Which lines include the word "title"? Copy each of them.

**** Exercise materials

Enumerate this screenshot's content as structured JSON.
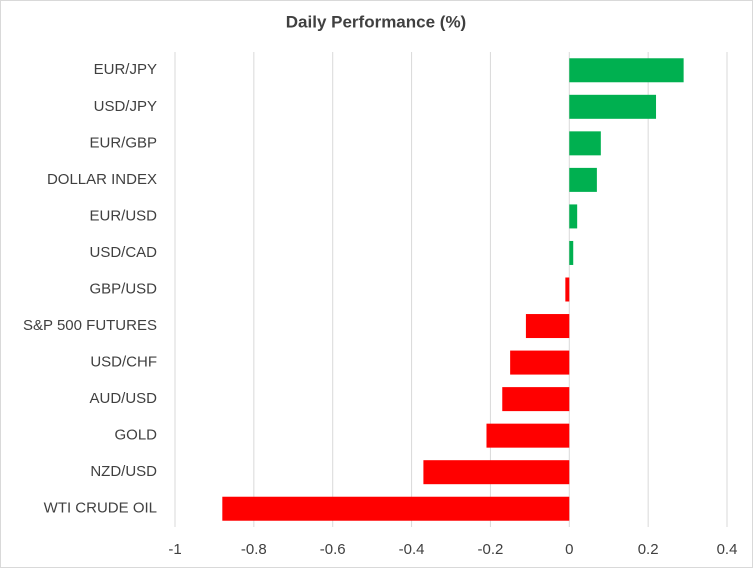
{
  "chart_data": {
    "type": "hbar",
    "title": "Daily Performance  (%)",
    "categories": [
      "EUR/JPY",
      "USD/JPY",
      "EUR/GBP",
      "DOLLAR INDEX",
      "EUR/USD",
      "USD/CAD",
      "GBP/USD",
      "S&P 500 FUTURES",
      "USD/CHF",
      "AUD/USD",
      "GOLD",
      "NZD/USD",
      "WTI CRUDE OIL"
    ],
    "values": [
      0.29,
      0.22,
      0.08,
      0.07,
      0.02,
      0.01,
      -0.01,
      -0.11,
      -0.15,
      -0.17,
      -0.21,
      -0.37,
      -0.88
    ],
    "positive_color": "#00b050",
    "negative_color": "#ff0000",
    "xlim": [
      -1,
      0.4
    ],
    "xticks": [
      -1,
      -0.8,
      -0.6,
      -0.4,
      -0.2,
      0,
      0.2,
      0.4
    ],
    "grid": true
  }
}
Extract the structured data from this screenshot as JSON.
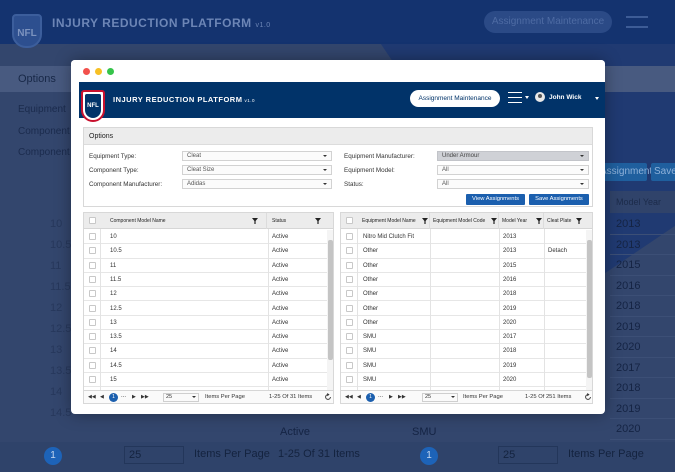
{
  "app": {
    "title": "INJURY REDUCTION PLATFORM",
    "version": "v1.0",
    "logo_text": "NFL",
    "assignment_button": "Assignment Maintenance",
    "user_name": "John Wick"
  },
  "background": {
    "options_label": "Options",
    "labels": [
      "Equipment",
      "Component",
      "Component"
    ],
    "assign_button": "Assignments",
    "save_button": "Save",
    "model_year_header": "Model Year",
    "model_years": [
      "2013",
      "2013",
      "2015",
      "2016",
      "2018",
      "2019",
      "2020",
      "2017",
      "2018",
      "2019",
      "2020"
    ],
    "left_numbers": [
      "10",
      "10.5",
      "11",
      "11.5",
      "12",
      "12.5",
      "13",
      "13.5",
      "14",
      "14.5"
    ],
    "active_text": "Active",
    "smu_text": "SMU",
    "pager": {
      "page": "1",
      "size": "25",
      "items_per_page": "Items Per Page",
      "range_left": "1-25 Of 31 Items",
      "range_right": "1-25 Of 251 Items"
    }
  },
  "options": {
    "title": "Options",
    "fields": [
      {
        "label": "Equipment Type:",
        "value": "Cleat"
      },
      {
        "label": "Component Type:",
        "value": "Cleat Size"
      },
      {
        "label": "Component Manufacturer:",
        "value": "Adidas"
      },
      {
        "label": "Equipment Manufacturer:",
        "value": "Under Armour"
      },
      {
        "label": "Equipment Model:",
        "value": "All"
      },
      {
        "label": "Status:",
        "value": "All"
      }
    ],
    "view_button": "View Assignments",
    "save_button": "Save Assignments"
  },
  "left_table": {
    "headers": [
      "Component Model Name",
      "Status"
    ],
    "rows": [
      {
        "name": "10",
        "status": "Active"
      },
      {
        "name": "10.5",
        "status": "Active"
      },
      {
        "name": "11",
        "status": "Active"
      },
      {
        "name": "11.5",
        "status": "Active"
      },
      {
        "name": "12",
        "status": "Active"
      },
      {
        "name": "12.5",
        "status": "Active"
      },
      {
        "name": "13",
        "status": "Active"
      },
      {
        "name": "13.5",
        "status": "Active"
      },
      {
        "name": "14",
        "status": "Active"
      },
      {
        "name": "14.5",
        "status": "Active"
      },
      {
        "name": "15",
        "status": "Active"
      }
    ],
    "pager": {
      "page": "1",
      "dots": "...",
      "size": "25",
      "items_per_page": "Items Per Page",
      "range": "1-25 Of 31 Items"
    }
  },
  "right_table": {
    "headers": [
      "Equipment Model Name",
      "Equipment Model Code",
      "Model Year",
      "Cleat Plate"
    ],
    "rows": [
      {
        "name": "Nitro Mid Clutch Fit",
        "code": "",
        "year": "2013",
        "plate": ""
      },
      {
        "name": "Other",
        "code": "",
        "year": "2013",
        "plate": "Detach"
      },
      {
        "name": "Other",
        "code": "",
        "year": "2015",
        "plate": ""
      },
      {
        "name": "Other",
        "code": "",
        "year": "2016",
        "plate": ""
      },
      {
        "name": "Other",
        "code": "",
        "year": "2018",
        "plate": ""
      },
      {
        "name": "Other",
        "code": "",
        "year": "2019",
        "plate": ""
      },
      {
        "name": "Other",
        "code": "",
        "year": "2020",
        "plate": ""
      },
      {
        "name": "SMU",
        "code": "",
        "year": "2017",
        "plate": ""
      },
      {
        "name": "SMU",
        "code": "",
        "year": "2018",
        "plate": ""
      },
      {
        "name": "SMU",
        "code": "",
        "year": "2019",
        "plate": ""
      },
      {
        "name": "SMU",
        "code": "",
        "year": "2020",
        "plate": ""
      }
    ],
    "pager": {
      "page": "1",
      "dots": "...",
      "size": "25",
      "items_per_page": "Items Per Page",
      "range": "1-25 Of 251 Items"
    }
  },
  "colors": {
    "brand_navy": "#013369",
    "accent_blue": "#1b5fae",
    "nfl_red": "#c8102e"
  }
}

********

*Answer for this exercise*:
    "title": "Daily Performance  (%)",
    "title": "INJURY REDUCTION PLATFORM",
    "title": "Options",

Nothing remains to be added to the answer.